_RECORDS SUPPLIED_.

════════════════

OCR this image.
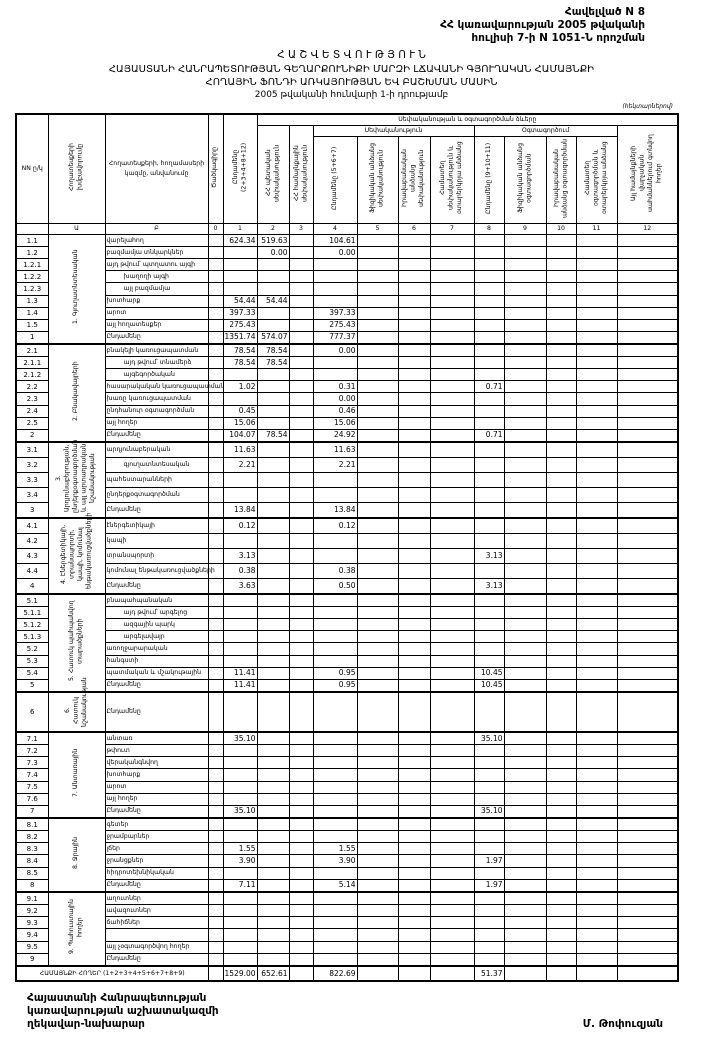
Հավելված N 8
ՀՀ կառավարության 2005 թվականի
հուլիսի 7-ի N 1051-Ն որոշման
Հ Ա Շ Վ Ե Տ Վ Ո Ւ Թ Յ Ո Ւ Ն
ՀԱՅԱՍՏԱՆԻ ՀԱՆՐԱՊԵՏՈՒԹՅԱՆ ԳԵՂԱՐՔՈՒՆԻՔԻ ՄԱՐԶԻ ԼՃԱՎԱՆԻ ԳՅՈՒՂԱԿԱՆ ՀԱՄԱՅՆՔԻ
ՀՈՂԱՅԻՆ ՖՈՆԴԻ ԱՌԿԱՅՈՒԹՅԱՆ ԵՎ ԲԱՇԽՄԱՆ ՄԱՍԻՆ
2005 թվականի հունվարի 1-ի դրությամբ
(հեկտարներով)
NN ը/կ	Հողատեսքերի խմբավորումը	Հողատեսքերի, հողամասերի կազմը, անվանումը	Ծածկագիրը	Ընդամենը (2+3+4+8+12)	Սեփականության և օգտագործման ձևերը										
					ՀՀ պետական սեփականություն	ՀՀ համայնքային սեփականություն	Սեփականություն				Օգտագործում				Այլ համայնքների վարչական սահմաններում գտնվող հողեր
							Ընդամենը (5+6+7)	Ֆիզիկական անձանց սեփականություն	Իրավաբանական անձանց սեփականություն	Համատեղ սեփականություն և օտարերկրյա անձանց	Ընդամենը (9+10+11)	Ֆիզիկական անձանց օգտագործման	Իրավաբանական անձանց օգտագործման	Համատեղ օգտագործման և օտարերկրյա անձանց	
	Ա	Բ	0	1	2	3	4	5	6	7	8	9	10	11	12
1.1	1. Գյուղատնտեսական	վարելահող		624.34	519.63		104.61								
1.2		բազմամյա տնկարկներ			0.00		0.00								
1.2.1		այդ թվում՝ պտղատու այգի													
1.2.2		խաղողի այգի													
1.2.3		այլ բազմամյա													
1.3		խոտհարք		54.44	54.44										
1.4		արոտ		397.33			397.33								
1.5		այլ հողատեսքեր		275.43			275.43								
1		Ընդամենը		1351.74	574.07		777.37								
2.1	2. Բնակավայրերի	բնակելի կառուցապատման		78.54	78.54		0.00								
2.1.1		այդ թվում՝ տնամերձ		78.54	78.54										
2.1.2		այգեգործական													
2.2		հասարակական կառուցապատման		1.02			0.31				0.71				
2.3		խառը կառուցապատման					0.00								
2.4		ընդհանուր օգտագործման		0.45			0.46								
2.5		այլ հողեր		15.06			15.06								
2		Ընդամենը		104.07	78.54		24.92				0.71				
3.1	3. Արդյունաբերության, ընդերքօգտագործման և այլ արտադրական նշանակության	արդյունաբերական		11.63			11.63								
3.2		գյուղատնտեսական		2.21			2.21								
3.3		պահեստարանների													
3.4		ընդերքօգտագործման													
3		Ընդամենը		13.84			13.84								
4.1	4. Էներգետիկայի, տրանսպորտի, կապի, կոմունալ ենթակառուցվածքների	էներգետիկայի		0.12			0.12								
4.2		կապի													
4.3		տրանսպորտի		3.13							3.13				
4.4		կոմունալ ենթակառուցվածքների		0.38			0.38								
4		Ընդամենը		3.63			0.50				3.13				
5.1	5. Հատուկ պահպանվող տարածքների	բնապահպանական													
5.1.1		այդ թվում՝ արգելոց													
5.1.2		ազգային պարկ													
5.1.3		արգելավայր													
5.2		առողջարարական													
5.3		հանգստի													
5.4		պատմական և մշակութային		11.41			0.95				10.45				
5		Ընդամենը		11.41			0.95				10.45				
6	6. Հատուկ նշանակության	Ընդամենը													
7.1	7. Անտառային	անտառ		35.10							35.10				
7.2		թփուտ													
7.3		վերականգնվող													
7.4		խոտհարք													
7.5		արոտ													
7.6		այլ հողեր													
7		Ընդամենը		35.10							35.10				
8.1	8. Ջրային	գետեր													
8.2		ջրամբարներ													
8.3		լճեր		1.55			1.55								
8.4		ջրանցքներ		3.90			3.90				1.97				
8.5		հիդրոտեխնիկական													
8		Ընդամենը		7.11			5.14				1.97				
9.1	9. Պահուստային հողեր	աղուտներ													
9.2		ավազուտներ													
9.3		ճահիճներ													
9.4															
9.5		այլ չօգտագործվող հողեր													
9		Ընդամենը													
ՀԱՄԱՅՆՔԻ ՀՈՂԵՐ (1+2+3+4+5+6+7+8+9)				1529.00	652.61		822.69				51.37				
Հայաստանի Հանրապետության
կառավարության աշխատակազմի
ղեկավար-նախարար	Մ. Թոփուզյան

════════════════

_AIM OF THE TASK_. From start to finish, output the listing exactly, but omit its pictures.

_RESULT_.
OCR this image.
Հավելված N 8
ՀՀ կառավարության 2005 թվականի
հուլիսի 7-ի N 1051-Ն որոշման
Հ Ա Շ Վ Ե Տ Վ Ո Ւ Թ Յ Ո Ւ Ն
ՀԱՅԱՍՏԱՆԻ ՀԱՆՐԱՊԵՏՈՒԹՅԱՆ ԳԵՂԱՐՔՈՒՆԻՔԻ ՄԱՐԶԻ ԼՃԱՎԱՆԻ ԳՅՈՒՂԱԿԱՆ ՀԱՄԱՅՆՔԻ
ՀՈՂԱՅԻՆ ՖՈՆԴԻ ԱՌԿԱՅՈՒԹՅԱՆ ԵՎ ԲԱՇԽՄԱՆ ՄԱՍԻՆ
2005 թվականի հունվարի 1-ի դրությամբ
(հեկտարներով)
NN ը/կ	Հողատեսքերի խմբավորումը	Հողատեսքերի, հողամասերի կազմը, անվանումը	Ծածկագիրը	Ընդամենը (2+3+4+8+12)	Սեփականության և օգտագործման ձևերը										
					ՀՀ պետական սեփականություն	ՀՀ համայնքային սեփականություն	Սեփականություն				Օգտագործում				Այլ համայնքների վարչական սահմաններում գտնվող հողեր
							Ընդամենը (5+6+7)	Ֆիզիկական անձանց սեփականություն	Իրավաբանական անձանց սեփականություն	Համատեղ սեփականություն և օտարերկրյա անձանց	Ընդամենը (9+10+11)	Ֆիզիկական անձանց օգտագործման	Իրավաբանական անձանց օգտագործման	Համատեղ օգտագործման և օտարերկրյա անձանց	
	Ա	Բ	0	1	2	3	4	5	6	7	8	9	10	11	12
1.1	1. Գյուղատնտեսական	վարելահող		624.34	519.63		104.61								
1.2		բազմամյա տնկարկներ			0.00		0.00								
1.2.1		այդ թվում՝ պտղատու այգի													
1.2.2		խաղողի այգի													
1.2.3		այլ բազմամյա													
1.3		խոտհարք		54.44	54.44										
1.4		արոտ		397.33			397.33								
1.5		այլ հողատեսքեր		275.43			275.43								
1		Ընդամենը		1351.74	574.07		777.37								
2.1	2. Բնակավայրերի	բնակելի կառուցապատման		78.54	78.54		0.00								
2.1.1		այդ թվում՝ տնամերձ		78.54	78.54										
2.1.2		այգեգործական													
2.2		հասարակական կառուցապատման		1.02			0.31				0.71				
2.3		խառը կառուցապատման					0.00								
2.4		ընդհանուր օգտագործման		0.45			0.46								
2.5		այլ հողեր		15.06			15.06								
2		Ընդամենը		104.07	78.54		24.92				0.71				
3.1	3. Արդյունաբերության, ընդերքօգտագործման և այլ արտադրական նշանակության	արդյունաբերական		11.63			11.63								
3.2		գյուղատնտեսական		2.21			2.21								
3.3		պահեստարանների													
3.4		ընդերքօգտագործման													
3		Ընդամենը		13.84			13.84								
4.1	4. Էներգետիկայի, տրանսպորտի, կապի, կոմունալ ենթակառուցվածքների	էներգետիկայի		0.12			0.12								
4.2		կապի													
4.3		տրանսպորտի		3.13							3.13				
4.4		կոմունալ ենթակառուցվածքների		0.38			0.38								
4		Ընդամենը		3.63			0.50				3.13				
5.1	5. Հատուկ պահպանվող տարածքների	բնապահպանական													
5.1.1		այդ թվում՝ արգելոց													
5.1.2		ազգային պարկ													
5.1.3		արգելավայր													
5.2		առողջարարական													
5.3		հանգստի													
5.4		պատմական և մշակութային		11.41			0.95				10.45				
5		Ընդամենը		11.41			0.95				10.45				
6	6. Հատուկ նշանակության	Ընդամենը													
7.1	7. Անտառային	անտառ		35.10							35.10				
7.2		թփուտ													
7.3		վերականգնվող													
7.4		խոտհարք													
7.5		արոտ													
7.6		այլ հողեր													
7		Ընդամենը		35.10							35.10				
8.1	8. Ջրային	գետեր													
8.2		ջրամբարներ													
8.3		լճեր		1.55			1.55								
8.4		ջրանցքներ		3.90			3.90				1.97				
8.5		հիդրոտեխնիկական													
8		Ընդամենը		7.11			5.14				1.97				
9.1	9. Պահուստային հողեր	աղուտներ													
9.2		ավազուտներ													
9.3		ճահիճներ													
9.4															
9.5		այլ չօգտագործվող հողեր													
9		Ընդամենը													
ՀԱՄԱՅՆՔԻ ՀՈՂԵՐ (1+2+3+4+5+6+7+8+9)				1529.00	652.61		822.69				51.37				
Հայաստանի Հանրապետության
կառավարության աշխատակազմի
ղեկավար-նախարար	Մ. Թոփուզյան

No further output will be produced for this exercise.